Your goal
Repeat the material verbatim. Images are excluded from the copy.

Records from a dataset
========================================================================
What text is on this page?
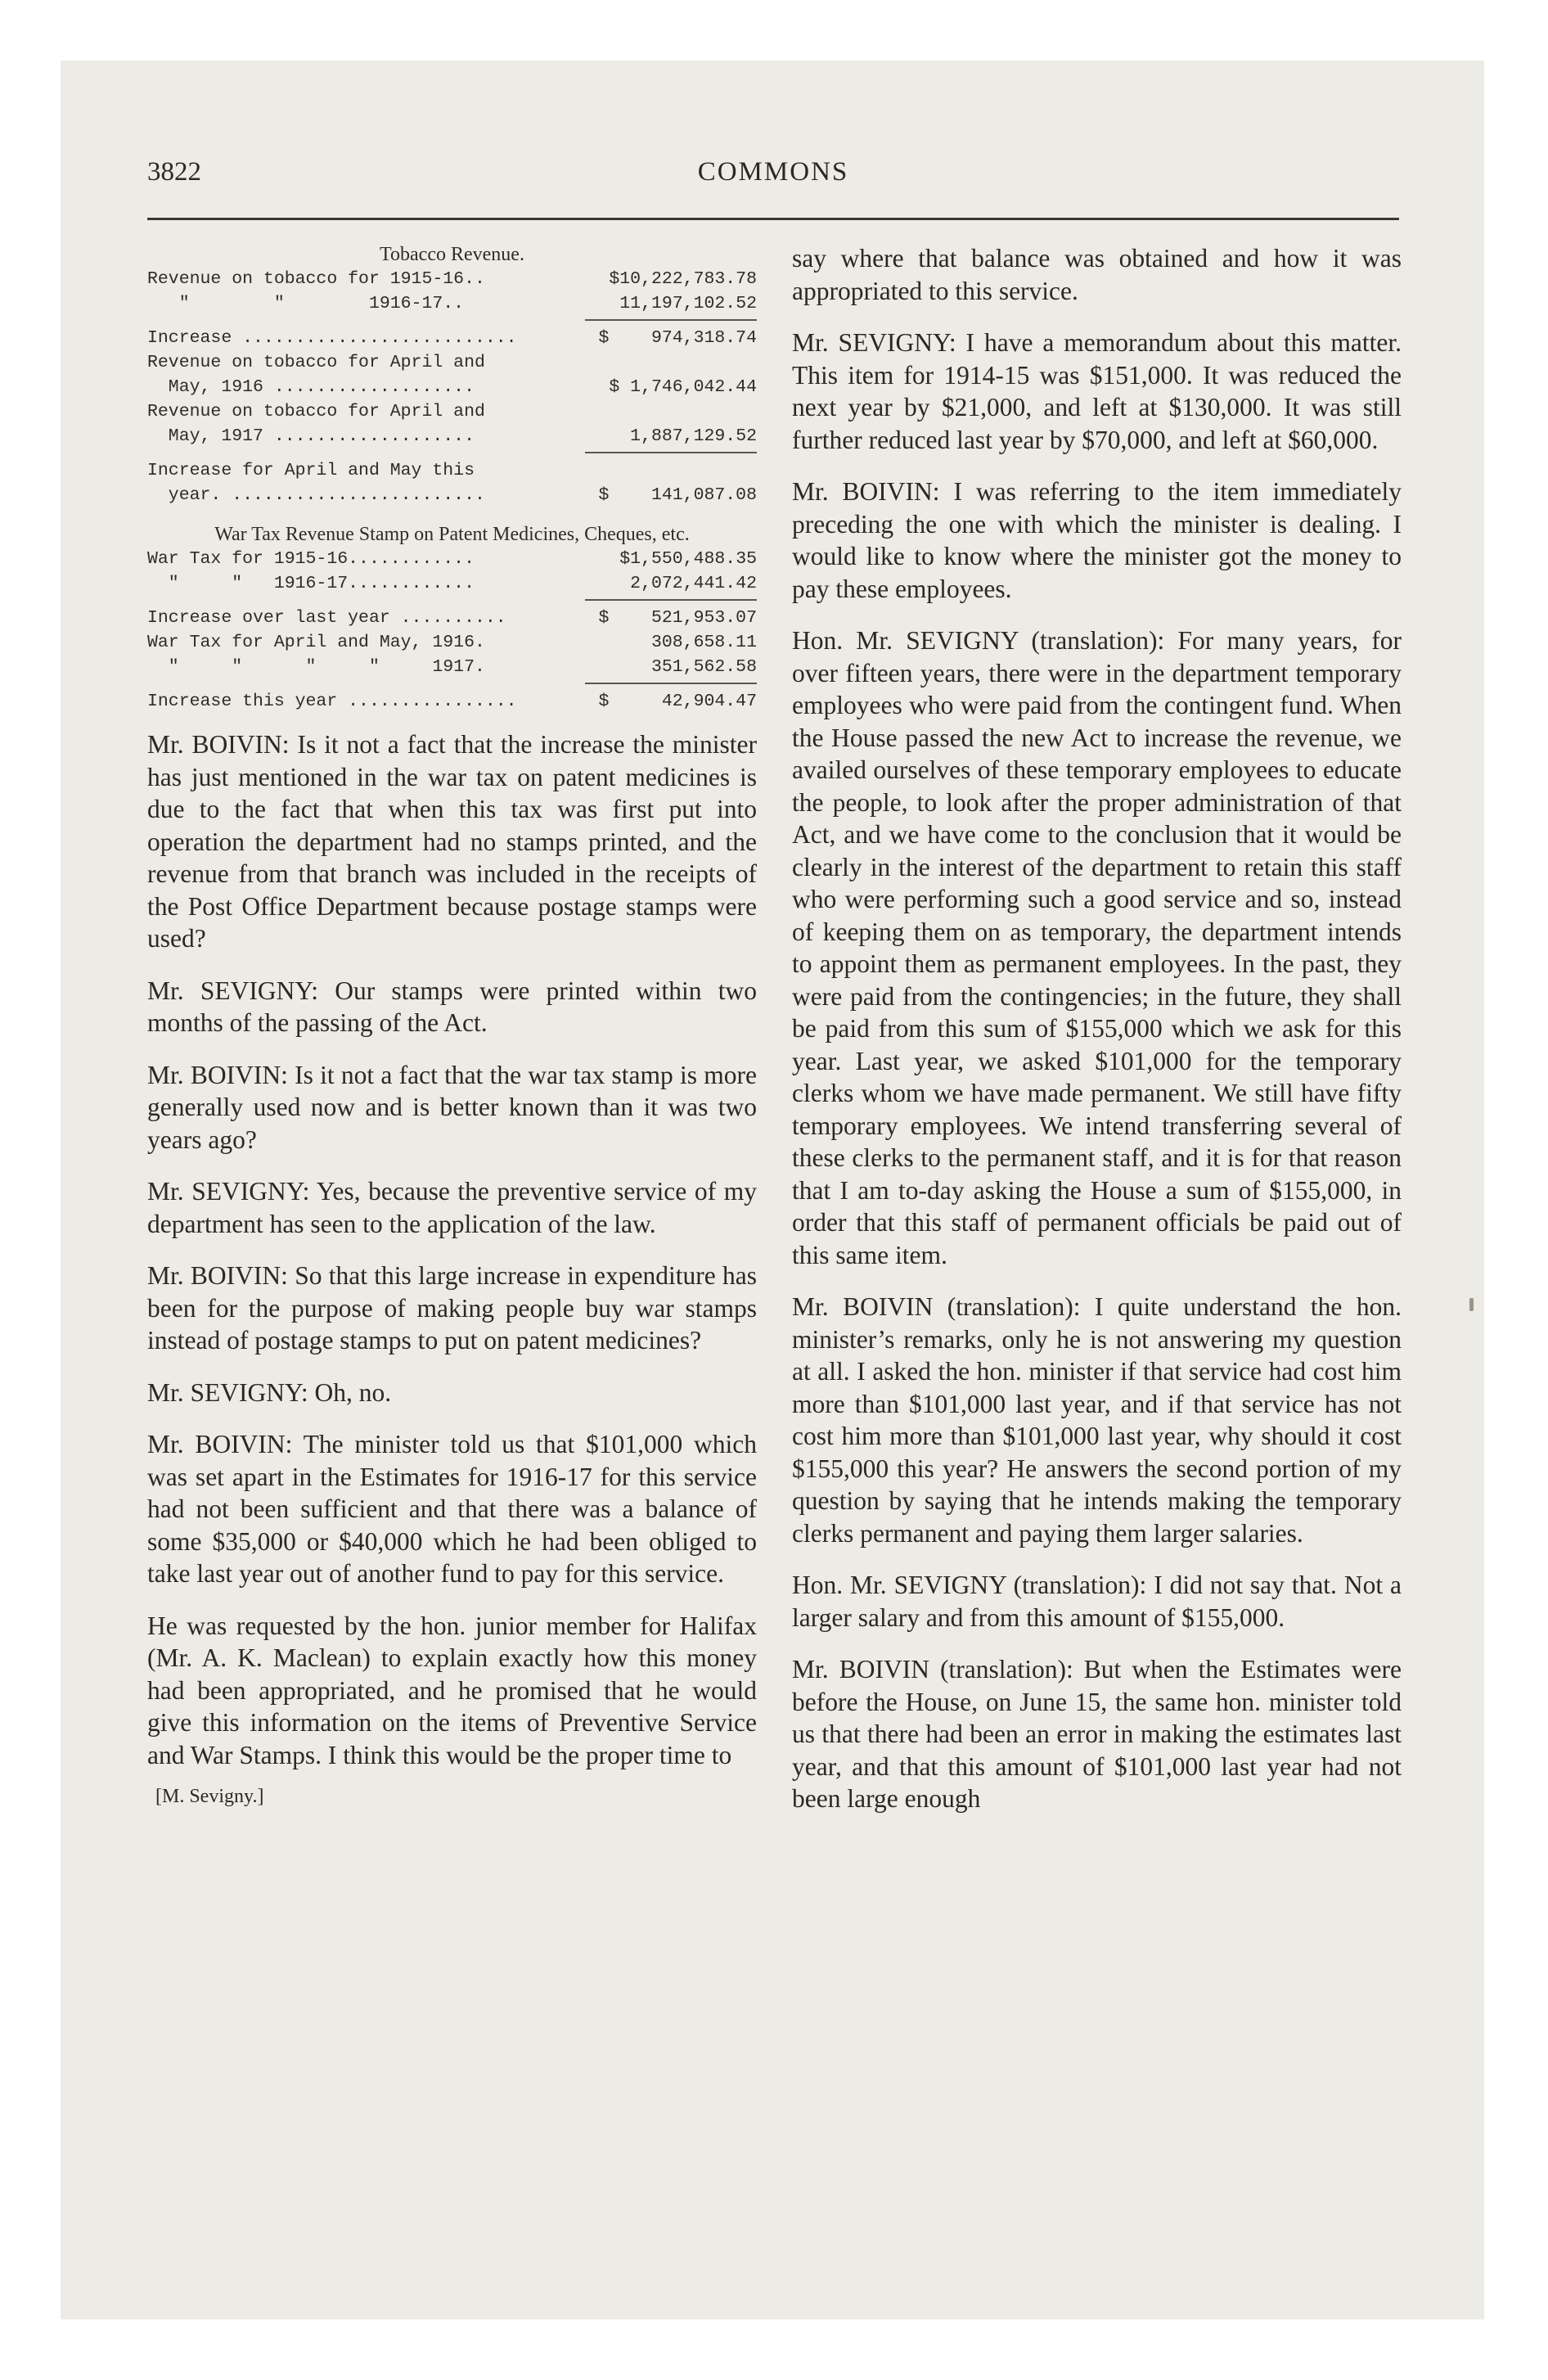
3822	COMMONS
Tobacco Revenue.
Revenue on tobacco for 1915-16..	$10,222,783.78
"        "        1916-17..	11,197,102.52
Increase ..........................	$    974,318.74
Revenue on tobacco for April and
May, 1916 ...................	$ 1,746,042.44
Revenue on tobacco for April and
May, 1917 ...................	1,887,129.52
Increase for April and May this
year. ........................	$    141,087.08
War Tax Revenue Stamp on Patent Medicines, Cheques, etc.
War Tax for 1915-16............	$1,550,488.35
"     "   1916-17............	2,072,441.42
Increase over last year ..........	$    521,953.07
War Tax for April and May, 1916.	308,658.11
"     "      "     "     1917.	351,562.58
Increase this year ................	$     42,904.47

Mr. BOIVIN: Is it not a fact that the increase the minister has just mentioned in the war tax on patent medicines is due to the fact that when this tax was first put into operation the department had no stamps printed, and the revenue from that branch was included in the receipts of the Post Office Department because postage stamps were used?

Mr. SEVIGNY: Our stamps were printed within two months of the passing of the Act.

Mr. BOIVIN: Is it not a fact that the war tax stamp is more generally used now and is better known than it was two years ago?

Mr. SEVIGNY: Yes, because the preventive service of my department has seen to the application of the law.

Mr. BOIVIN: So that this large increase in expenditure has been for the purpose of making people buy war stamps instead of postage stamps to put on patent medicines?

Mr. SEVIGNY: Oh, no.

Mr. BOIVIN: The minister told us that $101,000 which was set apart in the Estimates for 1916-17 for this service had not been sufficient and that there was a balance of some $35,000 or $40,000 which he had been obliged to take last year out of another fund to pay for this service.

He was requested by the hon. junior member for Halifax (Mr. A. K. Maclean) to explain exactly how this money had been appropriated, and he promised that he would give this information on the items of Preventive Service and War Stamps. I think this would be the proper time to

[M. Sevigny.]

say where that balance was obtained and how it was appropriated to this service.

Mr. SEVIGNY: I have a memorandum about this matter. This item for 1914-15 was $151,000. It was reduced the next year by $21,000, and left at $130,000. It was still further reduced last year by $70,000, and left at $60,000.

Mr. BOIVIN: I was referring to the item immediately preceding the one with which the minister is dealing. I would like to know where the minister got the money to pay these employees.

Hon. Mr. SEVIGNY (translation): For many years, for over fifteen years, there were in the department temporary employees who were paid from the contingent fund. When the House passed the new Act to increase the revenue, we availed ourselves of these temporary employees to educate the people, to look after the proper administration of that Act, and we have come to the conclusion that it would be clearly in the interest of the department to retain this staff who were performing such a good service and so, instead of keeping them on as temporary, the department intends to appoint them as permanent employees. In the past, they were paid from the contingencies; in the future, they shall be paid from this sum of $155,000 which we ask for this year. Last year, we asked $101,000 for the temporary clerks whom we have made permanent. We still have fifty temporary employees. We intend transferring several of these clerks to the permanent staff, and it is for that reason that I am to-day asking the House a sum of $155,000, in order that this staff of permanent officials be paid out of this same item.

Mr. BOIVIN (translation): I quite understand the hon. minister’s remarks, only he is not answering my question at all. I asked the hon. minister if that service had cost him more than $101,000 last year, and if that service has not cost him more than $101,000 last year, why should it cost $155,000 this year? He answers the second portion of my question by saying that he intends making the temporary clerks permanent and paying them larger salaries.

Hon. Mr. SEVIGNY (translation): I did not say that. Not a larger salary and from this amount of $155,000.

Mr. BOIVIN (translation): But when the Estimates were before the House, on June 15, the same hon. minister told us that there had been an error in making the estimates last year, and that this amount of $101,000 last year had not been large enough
========================================================================
Solution for this exercise
What text is on this page?
3822	COMMONS
Tobacco Revenue.
Revenue on tobacco for 1915-16..	$10,222,783.78
"        "        1916-17..	11,197,102.52
Increase ..........................	$    974,318.74
Revenue on tobacco for April and
May, 1916 ...................	$ 1,746,042.44
Revenue on tobacco for April and
May, 1917 ...................	1,887,129.52
Increase for April and May this
year. ........................	$    141,087.08
War Tax Revenue Stamp on Patent Medicines, Cheques, etc.
War Tax for 1915-16............	$1,550,488.35
"     "   1916-17............	2,072,441.42
Increase over last year ..........	$    521,953.07
War Tax for April and May, 1916.	308,658.11
"     "      "     "     1917.	351,562.58
Increase this year ................	$     42,904.47

Mr. BOIVIN: Is it not a fact that the increase the minister has just mentioned in the war tax on patent medicines is due to the fact that when this tax was first put into operation the department had no stamps printed, and the revenue from that branch was included in the receipts of the Post Office Department because postage stamps were used?

Mr. SEVIGNY: Our stamps were printed within two months of the passing of the Act.

Mr. BOIVIN: Is it not a fact that the war tax stamp is more generally used now and is better known than it was two years ago?

Mr. SEVIGNY: Yes, because the preventive service of my department has seen to the application of the law.

Mr. BOIVIN: So that this large increase in expenditure has been for the purpose of making people buy war stamps instead of postage stamps to put on patent medicines?

Mr. SEVIGNY: Oh, no.

Mr. BOIVIN: The minister told us that $101,000 which was set apart in the Estimates for 1916-17 for this service had not been sufficient and that there was a balance of some $35,000 or $40,000 which he had been obliged to take last year out of another fund to pay for this service.

He was requested by the hon. junior member for Halifax (Mr. A. K. Maclean) to explain exactly how this money had been appropriated, and he promised that he would give this information on the items of Preventive Service and War Stamps. I think this would be the proper time to

[M. Sevigny.]

say where that balance was obtained and how it was appropriated to this service.

Mr. SEVIGNY: I have a memorandum about this matter. This item for 1914-15 was $151,000. It was reduced the next year by $21,000, and left at $130,000. It was still further reduced last year by $70,000, and left at $60,000.

Mr. BOIVIN: I was referring to the item immediately preceding the one with which the minister is dealing. I would like to know where the minister got the money to pay these employees.

Hon. Mr. SEVIGNY (translation): For many years, for over fifteen years, there were in the department temporary employees who were paid from the contingent fund. When the House passed the new Act to increase the revenue, we availed ourselves of these temporary employees to educate the people, to look after the proper administration of that Act, and we have come to the conclusion that it would be clearly in the interest of the department to retain this staff who were performing such a good service and so, instead of keeping them on as temporary, the department intends to appoint them as permanent employees. In the past, they were paid from the contingencies; in the future, they shall be paid from this sum of $155,000 which we ask for this year. Last year, we asked $101,000 for the temporary clerks whom we have made permanent. We still have fifty temporary employees. We intend transferring several of these clerks to the permanent staff, and it is for that reason that I am to-day asking the House a sum of $155,000, in order that this staff of permanent officials be paid out of this same item.

Mr. BOIVIN (translation): I quite understand the hon. minister’s remarks, only he is not answering my question at all. I asked the hon. minister if that service had cost him more than $101,000 last year, and if that service has not cost him more than $101,000 last year, why should it cost $155,000 this year? He answers the second portion of my question by saying that he intends making the temporary clerks permanent and paying them larger salaries.

Hon. Mr. SEVIGNY (translation): I did not say that. Not a larger salary and from this amount of $155,000.

Mr. BOIVIN (translation): But when the Estimates were before the House, on June 15, the same hon. minister told us that there had been an error in making the estimates last year, and that this amount of $101,000 last year had not been large enough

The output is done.